Written instruction - Reproduce the listing below exactly. Pictures do not belong in the copy.

Extracted data entries
────────────────────────────────────────

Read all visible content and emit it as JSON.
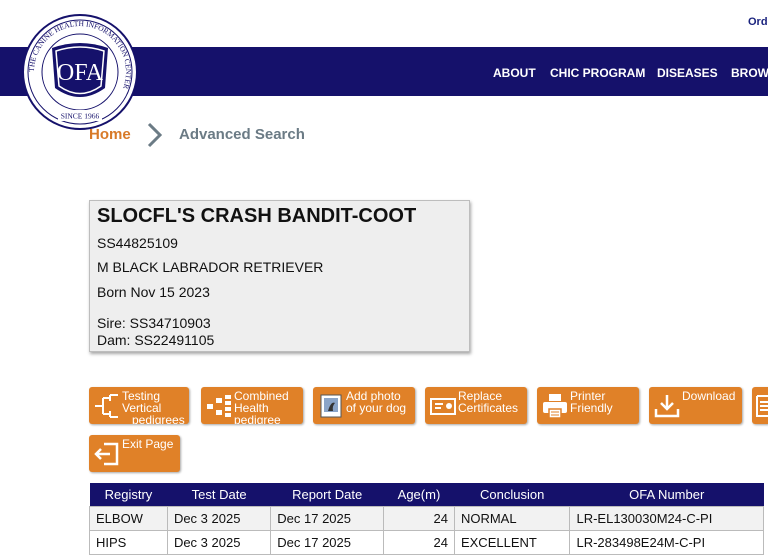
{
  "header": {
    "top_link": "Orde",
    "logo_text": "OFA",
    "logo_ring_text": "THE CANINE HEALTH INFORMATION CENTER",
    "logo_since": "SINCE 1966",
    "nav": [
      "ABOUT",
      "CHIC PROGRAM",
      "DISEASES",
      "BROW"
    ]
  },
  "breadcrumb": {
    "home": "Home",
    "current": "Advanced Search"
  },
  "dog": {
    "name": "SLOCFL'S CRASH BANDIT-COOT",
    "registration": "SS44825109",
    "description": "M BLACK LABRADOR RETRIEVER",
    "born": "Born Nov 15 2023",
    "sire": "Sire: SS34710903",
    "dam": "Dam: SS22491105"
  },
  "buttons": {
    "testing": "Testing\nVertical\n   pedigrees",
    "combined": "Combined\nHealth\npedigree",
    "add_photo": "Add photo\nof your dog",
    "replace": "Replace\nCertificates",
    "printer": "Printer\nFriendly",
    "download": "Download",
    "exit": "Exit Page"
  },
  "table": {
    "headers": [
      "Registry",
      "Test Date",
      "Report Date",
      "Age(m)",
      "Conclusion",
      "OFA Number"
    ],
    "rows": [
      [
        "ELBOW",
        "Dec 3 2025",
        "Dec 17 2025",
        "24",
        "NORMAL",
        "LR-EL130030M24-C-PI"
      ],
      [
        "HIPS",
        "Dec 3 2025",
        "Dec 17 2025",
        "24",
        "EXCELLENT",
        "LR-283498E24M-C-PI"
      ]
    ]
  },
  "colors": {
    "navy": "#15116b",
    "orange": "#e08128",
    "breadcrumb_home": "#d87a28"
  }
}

────────────────────────────────────────

Output of the task -
Read all visible content and emit it as JSON.
{
  "header": {
    "top_link": "Orde",
    "logo_text": "OFA",
    "logo_ring_text": "THE CANINE HEALTH INFORMATION CENTER",
    "logo_since": "SINCE 1966",
    "nav": [
      "ABOUT",
      "CHIC PROGRAM",
      "DISEASES",
      "BROW"
    ]
  },
  "breadcrumb": {
    "home": "Home",
    "current": "Advanced Search"
  },
  "dog": {
    "name": "SLOCFL'S CRASH BANDIT-COOT",
    "registration": "SS44825109",
    "description": "M BLACK LABRADOR RETRIEVER",
    "born": "Born Nov 15 2023",
    "sire": "Sire: SS34710903",
    "dam": "Dam: SS22491105"
  },
  "buttons": {
    "testing": "Testing\nVertical\n   pedigrees",
    "combined": "Combined\nHealth\npedigree",
    "add_photo": "Add photo\nof your dog",
    "replace": "Replace\nCertificates",
    "printer": "Printer\nFriendly",
    "download": "Download",
    "exit": "Exit Page"
  },
  "table": {
    "headers": [
      "Registry",
      "Test Date",
      "Report Date",
      "Age(m)",
      "Conclusion",
      "OFA Number"
    ],
    "rows": [
      [
        "ELBOW",
        "Dec 3 2025",
        "Dec 17 2025",
        "24",
        "NORMAL",
        "LR-EL130030M24-C-PI"
      ],
      [
        "HIPS",
        "Dec 3 2025",
        "Dec 17 2025",
        "24",
        "EXCELLENT",
        "LR-283498E24M-C-PI"
      ]
    ]
  },
  "colors": {
    "navy": "#15116b",
    "orange": "#e08128",
    "breadcrumb_home": "#d87a28"
  }
}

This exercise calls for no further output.